> [Task directions] Return the listing word for word, as given.

Collected data entries
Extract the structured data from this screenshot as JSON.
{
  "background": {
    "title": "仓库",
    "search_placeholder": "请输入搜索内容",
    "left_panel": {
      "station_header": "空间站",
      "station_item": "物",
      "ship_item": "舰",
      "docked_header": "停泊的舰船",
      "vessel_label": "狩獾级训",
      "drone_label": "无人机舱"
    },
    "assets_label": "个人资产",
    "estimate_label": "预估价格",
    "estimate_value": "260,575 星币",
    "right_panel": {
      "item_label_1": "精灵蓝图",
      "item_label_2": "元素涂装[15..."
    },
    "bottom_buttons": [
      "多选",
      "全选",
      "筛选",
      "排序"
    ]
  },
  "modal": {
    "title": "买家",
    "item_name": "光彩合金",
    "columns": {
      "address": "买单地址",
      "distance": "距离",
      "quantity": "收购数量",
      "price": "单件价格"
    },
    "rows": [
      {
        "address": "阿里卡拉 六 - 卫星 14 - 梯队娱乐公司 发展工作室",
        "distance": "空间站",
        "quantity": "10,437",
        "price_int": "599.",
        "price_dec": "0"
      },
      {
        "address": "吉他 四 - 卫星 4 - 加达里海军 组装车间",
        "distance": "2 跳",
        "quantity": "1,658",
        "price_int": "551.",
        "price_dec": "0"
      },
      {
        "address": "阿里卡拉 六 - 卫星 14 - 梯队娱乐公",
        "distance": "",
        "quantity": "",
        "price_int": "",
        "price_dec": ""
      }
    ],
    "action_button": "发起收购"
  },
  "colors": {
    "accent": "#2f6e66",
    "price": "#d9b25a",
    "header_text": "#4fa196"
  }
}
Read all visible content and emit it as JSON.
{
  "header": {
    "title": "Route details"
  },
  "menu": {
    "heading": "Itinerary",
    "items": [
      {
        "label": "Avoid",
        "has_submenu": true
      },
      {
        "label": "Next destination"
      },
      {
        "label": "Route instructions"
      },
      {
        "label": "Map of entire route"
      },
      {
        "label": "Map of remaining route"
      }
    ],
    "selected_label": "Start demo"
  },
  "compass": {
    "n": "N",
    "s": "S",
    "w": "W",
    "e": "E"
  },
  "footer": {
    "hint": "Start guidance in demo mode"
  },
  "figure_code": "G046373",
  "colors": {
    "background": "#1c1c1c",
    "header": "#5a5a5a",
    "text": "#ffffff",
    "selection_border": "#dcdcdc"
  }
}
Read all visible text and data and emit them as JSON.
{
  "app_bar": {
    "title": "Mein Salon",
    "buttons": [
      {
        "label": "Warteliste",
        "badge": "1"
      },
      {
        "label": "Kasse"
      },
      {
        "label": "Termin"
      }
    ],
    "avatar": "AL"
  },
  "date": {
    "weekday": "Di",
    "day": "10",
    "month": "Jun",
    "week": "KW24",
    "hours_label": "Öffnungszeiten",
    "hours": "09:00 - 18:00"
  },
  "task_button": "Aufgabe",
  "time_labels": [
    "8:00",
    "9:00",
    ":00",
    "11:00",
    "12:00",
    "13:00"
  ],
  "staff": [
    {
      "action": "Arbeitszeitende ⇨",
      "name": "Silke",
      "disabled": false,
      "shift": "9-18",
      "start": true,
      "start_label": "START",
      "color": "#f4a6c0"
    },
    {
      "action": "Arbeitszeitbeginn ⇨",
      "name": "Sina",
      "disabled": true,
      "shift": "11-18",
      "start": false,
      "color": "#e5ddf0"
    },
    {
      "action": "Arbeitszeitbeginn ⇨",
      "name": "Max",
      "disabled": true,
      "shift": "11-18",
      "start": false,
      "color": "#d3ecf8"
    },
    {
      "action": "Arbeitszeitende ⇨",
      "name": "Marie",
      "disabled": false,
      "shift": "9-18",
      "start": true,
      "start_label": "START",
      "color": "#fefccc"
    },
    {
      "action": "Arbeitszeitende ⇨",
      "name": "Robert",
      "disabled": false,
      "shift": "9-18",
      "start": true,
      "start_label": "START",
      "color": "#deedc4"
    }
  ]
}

> [Solved problem]
Extract the structured data from this screenshot as JSON.
{
  "background": {
    "title": "仓库",
    "search_placeholder": "请输入搜索内容",
    "left_panel": {
      "station_header": "空间站",
      "station_item": "物",
      "ship_item": "舰",
      "docked_header": "停泊的舰船",
      "vessel_label": "狩獾级训",
      "drone_label": "无人机舱"
    },
    "assets_label": "个人资产",
    "estimate_label": "预估价格",
    "estimate_value": "260,575 星币",
    "right_panel": {
      "item_label_1": "精灵蓝图",
      "item_label_2": "元素涂装[15..."
    },
    "bottom_buttons": [
      "多选",
      "全选",
      "筛选",
      "排序"
    ]
  },
  "modal": {
    "title": "买家",
    "item_name": "光彩合金",
    "columns": {
      "address": "买单地址",
      "distance": "距离",
      "quantity": "收购数量",
      "price": "单件价格"
    },
    "rows": [
      {
        "address": "阿里卡拉 六 - 卫星 14 - 梯队娱乐公司 发展工作室",
        "distance": "空间站",
        "quantity": "10,437",
        "price_int": "599.",
        "price_dec": "0"
      },
      {
        "address": "吉他 四 - 卫星 4 - 加达里海军 组装车间",
        "distance": "2 跳",
        "quantity": "1,658",
        "price_int": "551.",
        "price_dec": "0"
      },
      {
        "address": "阿里卡拉 六 - 卫星 14 - 梯队娱乐公",
        "distance": "",
        "quantity": "",
        "price_int": "",
        "price_dec": ""
      }
    ],
    "action_button": "发起收购"
  },
  "colors": {
    "accent": "#2f6e66",
    "price": "#d9b25a",
    "header_text": "#4fa196"
  }
}
Read all visible content and emit it as JSON.
{
  "header": {
    "title": "Route details"
  },
  "menu": {
    "heading": "Itinerary",
    "items": [
      {
        "label": "Avoid",
        "has_submenu": true
      },
      {
        "label": "Next destination"
      },
      {
        "label": "Route instructions"
      },
      {
        "label": "Map of entire route"
      },
      {
        "label": "Map of remaining route"
      }
    ],
    "selected_label": "Start demo"
  },
  "compass": {
    "n": "N",
    "s": "S",
    "w": "W",
    "e": "E"
  },
  "footer": {
    "hint": "Start guidance in demo mode"
  },
  "figure_code": "G046373",
  "colors": {
    "background": "#1c1c1c",
    "header": "#5a5a5a",
    "text": "#ffffff",
    "selection_border": "#dcdcdc"
  }
}
Read all visible text and data and emit them as JSON.
{
  "app_bar": {
    "title": "Mein Salon",
    "buttons": [
      {
        "label": "Warteliste",
        "badge": "1"
      },
      {
        "label": "Kasse"
      },
      {
        "label": "Termin"
      }
    ],
    "avatar": "AL"
  },
  "date": {
    "weekday": "Di",
    "day": "10",
    "month": "Jun",
    "week": "KW24",
    "hours_label": "Öffnungszeiten",
    "hours": "09:00 - 18:00"
  },
  "task_button": "Aufgabe",
  "time_labels": [
    "8:00",
    "9:00",
    ":00",
    "11:00",
    "12:00",
    "13:00"
  ],
  "staff": [
    {
      "action": "Arbeitszeitende ⇨",
      "name": "Silke",
      "disabled": false,
      "shift": "9-18",
      "start": true,
      "start_label": "START",
      "color": "#f4a6c0"
    },
    {
      "action": "Arbeitszeitbeginn ⇨",
      "name": "Sina",
      "disabled": true,
      "shift": "11-18",
      "start": false,
      "color": "#e5ddf0"
    },
    {
      "action": "Arbeitszeitbeginn ⇨",
      "name": "Max",
      "disabled": true,
      "shift": "11-18",
      "start": false,
      "color": "#d3ecf8"
    },
    {
      "action": "Arbeitszeitende ⇨",
      "name": "Marie",
      "disabled": false,
      "shift": "9-18",
      "start": true,
      "start_label": "START",
      "color": "#fefccc"
    },
    {
      "action": "Arbeitszeitende ⇨",
      "name": "Robert",
      "disabled": false,
      "shift": "9-18",
      "start": true,
      "start_label": "START",
      "color": "#deedc4"
    }
  ]
}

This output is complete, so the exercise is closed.